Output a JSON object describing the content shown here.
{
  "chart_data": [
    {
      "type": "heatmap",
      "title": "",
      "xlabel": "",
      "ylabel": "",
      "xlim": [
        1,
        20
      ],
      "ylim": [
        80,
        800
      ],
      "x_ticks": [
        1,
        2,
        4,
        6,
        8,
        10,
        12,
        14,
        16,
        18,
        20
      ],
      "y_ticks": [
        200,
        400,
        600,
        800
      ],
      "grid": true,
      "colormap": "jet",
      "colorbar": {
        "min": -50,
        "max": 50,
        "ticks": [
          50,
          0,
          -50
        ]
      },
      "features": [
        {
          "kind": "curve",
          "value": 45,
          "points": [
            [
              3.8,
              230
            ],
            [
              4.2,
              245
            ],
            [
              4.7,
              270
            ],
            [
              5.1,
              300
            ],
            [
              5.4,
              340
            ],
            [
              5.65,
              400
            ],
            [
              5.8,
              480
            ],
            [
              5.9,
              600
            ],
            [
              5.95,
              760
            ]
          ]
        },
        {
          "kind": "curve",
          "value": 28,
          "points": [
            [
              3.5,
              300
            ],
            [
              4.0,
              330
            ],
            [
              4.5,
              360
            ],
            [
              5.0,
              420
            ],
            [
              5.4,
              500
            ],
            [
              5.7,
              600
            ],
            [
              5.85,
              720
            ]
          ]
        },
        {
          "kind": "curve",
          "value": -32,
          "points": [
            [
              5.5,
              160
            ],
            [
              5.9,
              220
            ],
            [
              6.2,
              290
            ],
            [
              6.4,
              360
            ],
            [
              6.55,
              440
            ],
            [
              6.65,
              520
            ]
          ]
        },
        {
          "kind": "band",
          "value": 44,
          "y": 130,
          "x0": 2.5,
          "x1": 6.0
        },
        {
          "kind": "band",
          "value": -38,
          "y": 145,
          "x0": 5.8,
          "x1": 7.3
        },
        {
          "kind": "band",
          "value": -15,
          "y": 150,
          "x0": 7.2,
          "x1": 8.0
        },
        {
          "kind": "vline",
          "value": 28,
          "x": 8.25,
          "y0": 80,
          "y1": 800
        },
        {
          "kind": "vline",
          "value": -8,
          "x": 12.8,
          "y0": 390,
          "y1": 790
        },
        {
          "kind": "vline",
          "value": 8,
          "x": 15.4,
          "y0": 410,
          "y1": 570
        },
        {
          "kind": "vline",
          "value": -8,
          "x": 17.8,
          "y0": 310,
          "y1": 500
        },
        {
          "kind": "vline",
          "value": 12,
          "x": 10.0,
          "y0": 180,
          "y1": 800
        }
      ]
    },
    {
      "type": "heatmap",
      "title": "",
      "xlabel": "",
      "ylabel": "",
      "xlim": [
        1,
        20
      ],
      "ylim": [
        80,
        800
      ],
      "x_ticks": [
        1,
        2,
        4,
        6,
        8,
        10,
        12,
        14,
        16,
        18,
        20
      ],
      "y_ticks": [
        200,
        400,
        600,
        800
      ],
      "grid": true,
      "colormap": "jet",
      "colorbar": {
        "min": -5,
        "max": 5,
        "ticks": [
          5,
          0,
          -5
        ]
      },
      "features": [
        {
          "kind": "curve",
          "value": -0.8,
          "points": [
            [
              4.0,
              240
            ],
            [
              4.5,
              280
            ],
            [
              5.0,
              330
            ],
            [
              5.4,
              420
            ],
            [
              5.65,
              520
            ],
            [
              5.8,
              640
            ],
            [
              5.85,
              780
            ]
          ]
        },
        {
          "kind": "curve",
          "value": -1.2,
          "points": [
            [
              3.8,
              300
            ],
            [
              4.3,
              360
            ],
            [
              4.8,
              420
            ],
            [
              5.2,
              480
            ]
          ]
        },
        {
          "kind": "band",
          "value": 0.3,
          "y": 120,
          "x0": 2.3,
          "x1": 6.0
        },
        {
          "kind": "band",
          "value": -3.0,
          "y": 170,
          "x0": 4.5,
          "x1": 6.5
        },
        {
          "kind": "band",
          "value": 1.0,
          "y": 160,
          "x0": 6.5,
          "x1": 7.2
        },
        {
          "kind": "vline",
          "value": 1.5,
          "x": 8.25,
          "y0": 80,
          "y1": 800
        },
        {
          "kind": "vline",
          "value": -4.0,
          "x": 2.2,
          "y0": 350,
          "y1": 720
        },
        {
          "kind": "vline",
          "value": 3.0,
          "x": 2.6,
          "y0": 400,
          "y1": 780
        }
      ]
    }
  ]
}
━━━━━━━━
■ What you will do ■
Repeat the records exactly, including every line.

■ Task output ■
Output a JSON object describing the content shown here.
{
  "chart_data": [
    {
      "type": "heatmap",
      "title": "",
      "xlabel": "",
      "ylabel": "",
      "xlim": [
        1,
        20
      ],
      "ylim": [
        80,
        800
      ],
      "x_ticks": [
        1,
        2,
        4,
        6,
        8,
        10,
        12,
        14,
        16,
        18,
        20
      ],
      "y_ticks": [
        200,
        400,
        600,
        800
      ],
      "grid": true,
      "colormap": "jet",
      "colorbar": {
        "min": -50,
        "max": 50,
        "ticks": [
          50,
          0,
          -50
        ]
      },
      "features": [
        {
          "kind": "curve",
          "value": 45,
          "points": [
            [
              3.8,
              230
            ],
            [
              4.2,
              245
            ],
            [
              4.7,
              270
            ],
            [
              5.1,
              300
            ],
            [
              5.4,
              340
            ],
            [
              5.65,
              400
            ],
            [
              5.8,
              480
            ],
            [
              5.9,
              600
            ],
            [
              5.95,
              760
            ]
          ]
        },
        {
          "kind": "curve",
          "value": 28,
          "points": [
            [
              3.5,
              300
            ],
            [
              4.0,
              330
            ],
            [
              4.5,
              360
            ],
            [
              5.0,
              420
            ],
            [
              5.4,
              500
            ],
            [
              5.7,
              600
            ],
            [
              5.85,
              720
            ]
          ]
        },
        {
          "kind": "curve",
          "value": -32,
          "points": [
            [
              5.5,
              160
            ],
            [
              5.9,
              220
            ],
            [
              6.2,
              290
            ],
            [
              6.4,
              360
            ],
            [
              6.55,
              440
            ],
            [
              6.65,
              520
            ]
          ]
        },
        {
          "kind": "band",
          "value": 44,
          "y": 130,
          "x0": 2.5,
          "x1": 6.0
        },
        {
          "kind": "band",
          "value": -38,
          "y": 145,
          "x0": 5.8,
          "x1": 7.3
        },
        {
          "kind": "band",
          "value": -15,
          "y": 150,
          "x0": 7.2,
          "x1": 8.0
        },
        {
          "kind": "vline",
          "value": 28,
          "x": 8.25,
          "y0": 80,
          "y1": 800
        },
        {
          "kind": "vline",
          "value": -8,
          "x": 12.8,
          "y0": 390,
          "y1": 790
        },
        {
          "kind": "vline",
          "value": 8,
          "x": 15.4,
          "y0": 410,
          "y1": 570
        },
        {
          "kind": "vline",
          "value": -8,
          "x": 17.8,
          "y0": 310,
          "y1": 500
        },
        {
          "kind": "vline",
          "value": 12,
          "x": 10.0,
          "y0": 180,
          "y1": 800
        }
      ]
    },
    {
      "type": "heatmap",
      "title": "",
      "xlabel": "",
      "ylabel": "",
      "xlim": [
        1,
        20
      ],
      "ylim": [
        80,
        800
      ],
      "x_ticks": [
        1,
        2,
        4,
        6,
        8,
        10,
        12,
        14,
        16,
        18,
        20
      ],
      "y_ticks": [
        200,
        400,
        600,
        800
      ],
      "grid": true,
      "colormap": "jet",
      "colorbar": {
        "min": -5,
        "max": 5,
        "ticks": [
          5,
          0,
          -5
        ]
      },
      "features": [
        {
          "kind": "curve",
          "value": -0.8,
          "points": [
            [
              4.0,
              240
            ],
            [
              4.5,
              280
            ],
            [
              5.0,
              330
            ],
            [
              5.4,
              420
            ],
            [
              5.65,
              520
            ],
            [
              5.8,
              640
            ],
            [
              5.85,
              780
            ]
          ]
        },
        {
          "kind": "curve",
          "value": -1.2,
          "points": [
            [
              3.8,
              300
            ],
            [
              4.3,
              360
            ],
            [
              4.8,
              420
            ],
            [
              5.2,
              480
            ]
          ]
        },
        {
          "kind": "band",
          "value": 0.3,
          "y": 120,
          "x0": 2.3,
          "x1": 6.0
        },
        {
          "kind": "band",
          "value": -3.0,
          "y": 170,
          "x0": 4.5,
          "x1": 6.5
        },
        {
          "kind": "band",
          "value": 1.0,
          "y": 160,
          "x0": 6.5,
          "x1": 7.2
        },
        {
          "kind": "vline",
          "value": 1.5,
          "x": 8.25,
          "y0": 80,
          "y1": 800
        },
        {
          "kind": "vline",
          "value": -4.0,
          "x": 2.2,
          "y0": 350,
          "y1": 720
        },
        {
          "kind": "vline",
          "value": 3.0,
          "x": 2.6,
          "y0": 400,
          "y1": 780
        }
      ]
    }
  ]
}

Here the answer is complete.